A run of records:
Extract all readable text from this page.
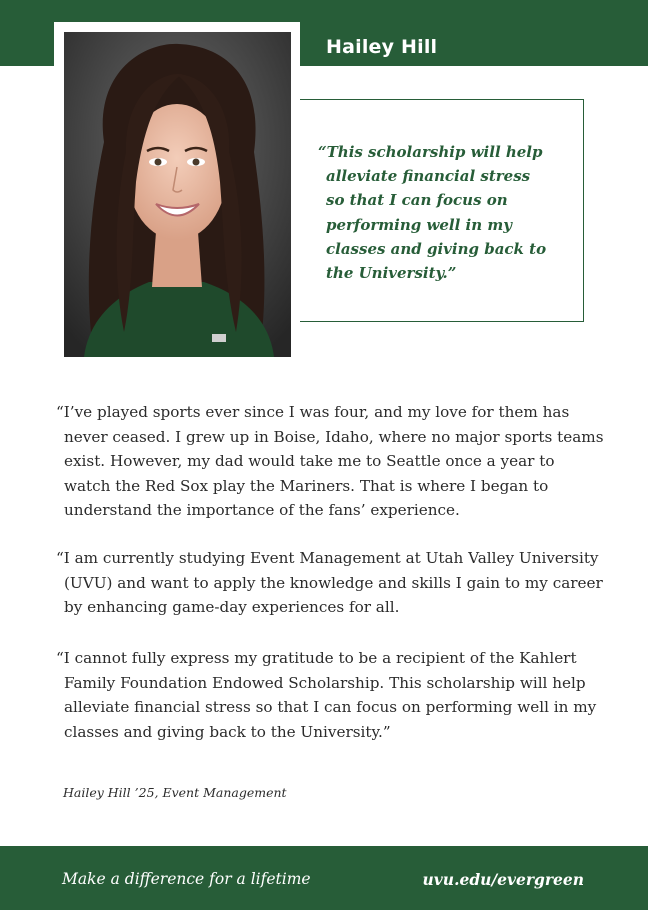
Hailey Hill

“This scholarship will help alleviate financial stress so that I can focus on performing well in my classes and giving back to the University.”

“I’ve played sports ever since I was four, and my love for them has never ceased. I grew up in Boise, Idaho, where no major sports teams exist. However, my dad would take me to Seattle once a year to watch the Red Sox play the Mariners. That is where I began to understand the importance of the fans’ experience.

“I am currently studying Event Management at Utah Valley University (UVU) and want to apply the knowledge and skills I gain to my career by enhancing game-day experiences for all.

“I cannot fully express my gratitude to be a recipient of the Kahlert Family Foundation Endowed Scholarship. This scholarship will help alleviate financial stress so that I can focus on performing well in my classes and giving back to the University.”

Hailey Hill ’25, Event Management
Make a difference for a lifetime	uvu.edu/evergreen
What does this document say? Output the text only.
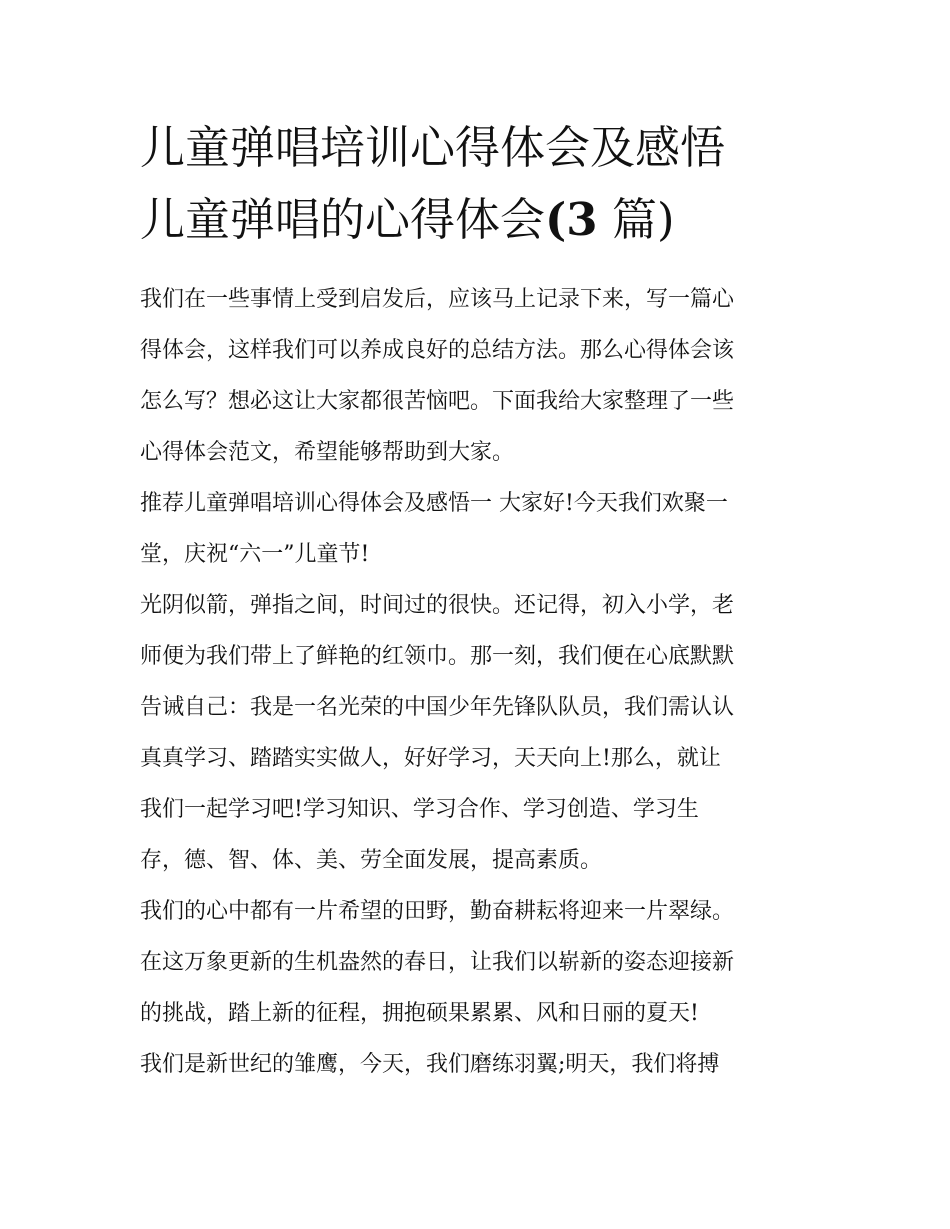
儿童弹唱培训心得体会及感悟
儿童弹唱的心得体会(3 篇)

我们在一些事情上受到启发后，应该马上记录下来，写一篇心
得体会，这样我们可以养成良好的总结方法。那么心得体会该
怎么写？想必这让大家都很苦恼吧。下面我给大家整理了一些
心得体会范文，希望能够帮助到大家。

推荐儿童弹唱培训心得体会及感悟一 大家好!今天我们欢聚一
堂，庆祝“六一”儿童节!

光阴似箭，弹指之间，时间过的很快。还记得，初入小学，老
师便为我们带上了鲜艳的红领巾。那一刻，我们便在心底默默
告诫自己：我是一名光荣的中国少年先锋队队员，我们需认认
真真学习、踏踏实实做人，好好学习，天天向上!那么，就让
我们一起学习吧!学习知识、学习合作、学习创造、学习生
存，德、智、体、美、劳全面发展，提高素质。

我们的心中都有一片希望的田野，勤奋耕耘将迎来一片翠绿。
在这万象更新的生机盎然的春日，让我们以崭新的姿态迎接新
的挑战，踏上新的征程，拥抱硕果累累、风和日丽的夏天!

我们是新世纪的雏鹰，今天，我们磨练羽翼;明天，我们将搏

_EXERCISE DESCRIPTION_:
Pick out, from the lines above, every one that contains the string "text".

_RESULT BELOW_:
Extract all readable text from this page.
What does this document say? Output the text only.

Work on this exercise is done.